## Given exercise
Return all of the entries exactly, with nothing added or left out.

Dataset records
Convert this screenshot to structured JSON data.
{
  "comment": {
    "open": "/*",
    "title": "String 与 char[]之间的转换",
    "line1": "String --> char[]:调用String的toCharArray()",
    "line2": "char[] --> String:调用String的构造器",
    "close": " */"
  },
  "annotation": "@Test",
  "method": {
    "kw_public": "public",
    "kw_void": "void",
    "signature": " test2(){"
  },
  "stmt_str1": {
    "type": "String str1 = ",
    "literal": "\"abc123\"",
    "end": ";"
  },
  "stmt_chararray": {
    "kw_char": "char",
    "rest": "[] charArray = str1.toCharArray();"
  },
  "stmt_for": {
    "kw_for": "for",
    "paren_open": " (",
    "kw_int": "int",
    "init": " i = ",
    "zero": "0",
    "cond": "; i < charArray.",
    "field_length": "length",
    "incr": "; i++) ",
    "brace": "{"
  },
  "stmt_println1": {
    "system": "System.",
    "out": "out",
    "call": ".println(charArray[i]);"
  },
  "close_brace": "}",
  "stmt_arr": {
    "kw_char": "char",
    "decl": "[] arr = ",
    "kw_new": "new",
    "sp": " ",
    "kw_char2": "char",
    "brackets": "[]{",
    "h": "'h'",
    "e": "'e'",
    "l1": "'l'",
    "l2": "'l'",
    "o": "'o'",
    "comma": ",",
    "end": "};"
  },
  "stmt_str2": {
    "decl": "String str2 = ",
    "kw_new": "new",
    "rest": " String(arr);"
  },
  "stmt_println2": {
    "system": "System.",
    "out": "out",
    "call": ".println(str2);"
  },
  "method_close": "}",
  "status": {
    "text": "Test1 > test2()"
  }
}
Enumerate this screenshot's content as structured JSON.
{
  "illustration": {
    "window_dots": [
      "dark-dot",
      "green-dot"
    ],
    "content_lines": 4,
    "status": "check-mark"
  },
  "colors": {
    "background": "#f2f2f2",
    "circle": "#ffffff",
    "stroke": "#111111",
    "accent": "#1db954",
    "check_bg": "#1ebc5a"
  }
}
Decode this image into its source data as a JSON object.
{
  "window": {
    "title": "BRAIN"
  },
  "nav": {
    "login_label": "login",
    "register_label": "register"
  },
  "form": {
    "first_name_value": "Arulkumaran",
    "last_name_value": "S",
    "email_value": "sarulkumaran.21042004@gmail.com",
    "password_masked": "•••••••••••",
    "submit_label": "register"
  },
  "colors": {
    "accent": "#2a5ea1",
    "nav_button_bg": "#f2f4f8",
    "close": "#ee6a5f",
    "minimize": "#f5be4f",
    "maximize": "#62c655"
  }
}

## Solution to the exercise
Convert this screenshot to structured JSON data.
{
  "comment": {
    "open": "/*",
    "title": "String 与 char[]之间的转换",
    "line1": "String --> char[]:调用String的toCharArray()",
    "line2": "char[] --> String:调用String的构造器",
    "close": " */"
  },
  "annotation": "@Test",
  "method": {
    "kw_public": "public",
    "kw_void": "void",
    "signature": " test2(){"
  },
  "stmt_str1": {
    "type": "String str1 = ",
    "literal": "\"abc123\"",
    "end": ";"
  },
  "stmt_chararray": {
    "kw_char": "char",
    "rest": "[] charArray = str1.toCharArray();"
  },
  "stmt_for": {
    "kw_for": "for",
    "paren_open": " (",
    "kw_int": "int",
    "init": " i = ",
    "zero": "0",
    "cond": "; i < charArray.",
    "field_length": "length",
    "incr": "; i++) ",
    "brace": "{"
  },
  "stmt_println1": {
    "system": "System.",
    "out": "out",
    "call": ".println(charArray[i]);"
  },
  "close_brace": "}",
  "stmt_arr": {
    "kw_char": "char",
    "decl": "[] arr = ",
    "kw_new": "new",
    "sp": " ",
    "kw_char2": "char",
    "brackets": "[]{",
    "h": "'h'",
    "e": "'e'",
    "l1": "'l'",
    "l2": "'l'",
    "o": "'o'",
    "comma": ",",
    "end": "};"
  },
  "stmt_str2": {
    "decl": "String str2 = ",
    "kw_new": "new",
    "rest": " String(arr);"
  },
  "stmt_println2": {
    "system": "System.",
    "out": "out",
    "call": ".println(str2);"
  },
  "method_close": "}",
  "status": {
    "text": "Test1 > test2()"
  }
}
Enumerate this screenshot's content as structured JSON.
{
  "illustration": {
    "window_dots": [
      "dark-dot",
      "green-dot"
    ],
    "content_lines": 4,
    "status": "check-mark"
  },
  "colors": {
    "background": "#f2f2f2",
    "circle": "#ffffff",
    "stroke": "#111111",
    "accent": "#1db954",
    "check_bg": "#1ebc5a"
  }
}
Decode this image into its source data as a JSON object.
{
  "window": {
    "title": "BRAIN"
  },
  "nav": {
    "login_label": "login",
    "register_label": "register"
  },
  "form": {
    "first_name_value": "Arulkumaran",
    "last_name_value": "S",
    "email_value": "sarulkumaran.21042004@gmail.com",
    "password_masked": "•••••••••••",
    "submit_label": "register"
  },
  "colors": {
    "accent": "#2a5ea1",
    "nav_button_bg": "#f2f4f8",
    "close": "#ee6a5f",
    "minimize": "#f5be4f",
    "maximize": "#62c655"
  }
}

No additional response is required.